§ What the exercise asks:
Would you please restate all of the data exactly?

Extracted records
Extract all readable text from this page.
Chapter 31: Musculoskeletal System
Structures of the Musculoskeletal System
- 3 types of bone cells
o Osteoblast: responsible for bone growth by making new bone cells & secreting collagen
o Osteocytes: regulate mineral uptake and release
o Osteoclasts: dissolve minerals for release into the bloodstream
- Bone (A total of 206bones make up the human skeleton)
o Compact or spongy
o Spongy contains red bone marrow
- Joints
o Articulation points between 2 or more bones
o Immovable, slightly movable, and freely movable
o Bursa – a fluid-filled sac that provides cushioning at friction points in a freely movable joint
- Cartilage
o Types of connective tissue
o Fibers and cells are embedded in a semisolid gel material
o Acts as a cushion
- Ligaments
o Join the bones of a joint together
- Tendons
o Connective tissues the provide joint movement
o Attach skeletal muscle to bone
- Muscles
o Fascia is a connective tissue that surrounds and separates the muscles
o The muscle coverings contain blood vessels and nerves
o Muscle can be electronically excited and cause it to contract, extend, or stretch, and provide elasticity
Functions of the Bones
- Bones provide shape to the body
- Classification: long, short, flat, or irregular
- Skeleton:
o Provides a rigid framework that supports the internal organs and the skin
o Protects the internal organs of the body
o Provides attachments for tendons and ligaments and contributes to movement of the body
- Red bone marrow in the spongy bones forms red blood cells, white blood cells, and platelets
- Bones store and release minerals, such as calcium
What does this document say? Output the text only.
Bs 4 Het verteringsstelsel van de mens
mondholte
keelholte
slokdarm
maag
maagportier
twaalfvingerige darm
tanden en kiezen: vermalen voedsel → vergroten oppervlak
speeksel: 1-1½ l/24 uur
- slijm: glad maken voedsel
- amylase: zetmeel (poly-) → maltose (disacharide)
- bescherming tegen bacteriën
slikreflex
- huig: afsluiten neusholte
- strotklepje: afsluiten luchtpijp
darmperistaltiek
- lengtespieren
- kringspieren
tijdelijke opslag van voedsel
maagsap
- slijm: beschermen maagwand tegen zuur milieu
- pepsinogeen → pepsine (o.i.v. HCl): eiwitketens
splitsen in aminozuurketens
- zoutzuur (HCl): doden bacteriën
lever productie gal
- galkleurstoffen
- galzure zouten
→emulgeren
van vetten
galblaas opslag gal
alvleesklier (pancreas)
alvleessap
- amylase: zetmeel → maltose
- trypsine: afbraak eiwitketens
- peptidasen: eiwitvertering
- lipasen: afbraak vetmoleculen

§ Solution:
Extract all readable text from this page.
Chapter 31: Musculoskeletal System
Structures of the Musculoskeletal System
- 3 types of bone cells
o Osteoblast: responsible for bone growth by making new bone cells & secreting collagen
o Osteocytes: regulate mineral uptake and release
o Osteoclasts: dissolve minerals for release into the bloodstream
- Bone (A total of 206bones make up the human skeleton)
o Compact or spongy
o Spongy contains red bone marrow
- Joints
o Articulation points between 2 or more bones
o Immovable, slightly movable, and freely movable
o Bursa – a fluid-filled sac that provides cushioning at friction points in a freely movable joint
- Cartilage
o Types of connective tissue
o Fibers and cells are embedded in a semisolid gel material
o Acts as a cushion
- Ligaments
o Join the bones of a joint together
- Tendons
o Connective tissues the provide joint movement
o Attach skeletal muscle to bone
- Muscles
o Fascia is a connective tissue that surrounds and separates the muscles
o The muscle coverings contain blood vessels and nerves
o Muscle can be electronically excited and cause it to contract, extend, or stretch, and provide elasticity
Functions of the Bones
- Bones provide shape to the body
- Classification: long, short, flat, or irregular
- Skeleton:
o Provides a rigid framework that supports the internal organs and the skin
o Protects the internal organs of the body
o Provides attachments for tendons and ligaments and contributes to movement of the body
- Red bone marrow in the spongy bones forms red blood cells, white blood cells, and platelets
- Bones store and release minerals, such as calcium
What does this document say? Output the text only.
Bs 4 Het verteringsstelsel van de mens
mondholte
keelholte
slokdarm
maag
maagportier
twaalfvingerige darm
tanden en kiezen: vermalen voedsel → vergroten oppervlak
speeksel: 1-1½ l/24 uur
- slijm: glad maken voedsel
- amylase: zetmeel (poly-) → maltose (disacharide)
- bescherming tegen bacteriën
slikreflex
- huig: afsluiten neusholte
- strotklepje: afsluiten luchtpijp
darmperistaltiek
- lengtespieren
- kringspieren
tijdelijke opslag van voedsel
maagsap
- slijm: beschermen maagwand tegen zuur milieu
- pepsinogeen → pepsine (o.i.v. HCl): eiwitketens
splitsen in aminozuurketens
- zoutzuur (HCl): doden bacteriën
lever productie gal
- galkleurstoffen
- galzure zouten
→emulgeren
van vetten
galblaas opslag gal
alvleesklier (pancreas)
alvleessap
- amylase: zetmeel → maltose
- trypsine: afbraak eiwitketens
- peptidasen: eiwitvertering
- lipasen: afbraak vetmoleculen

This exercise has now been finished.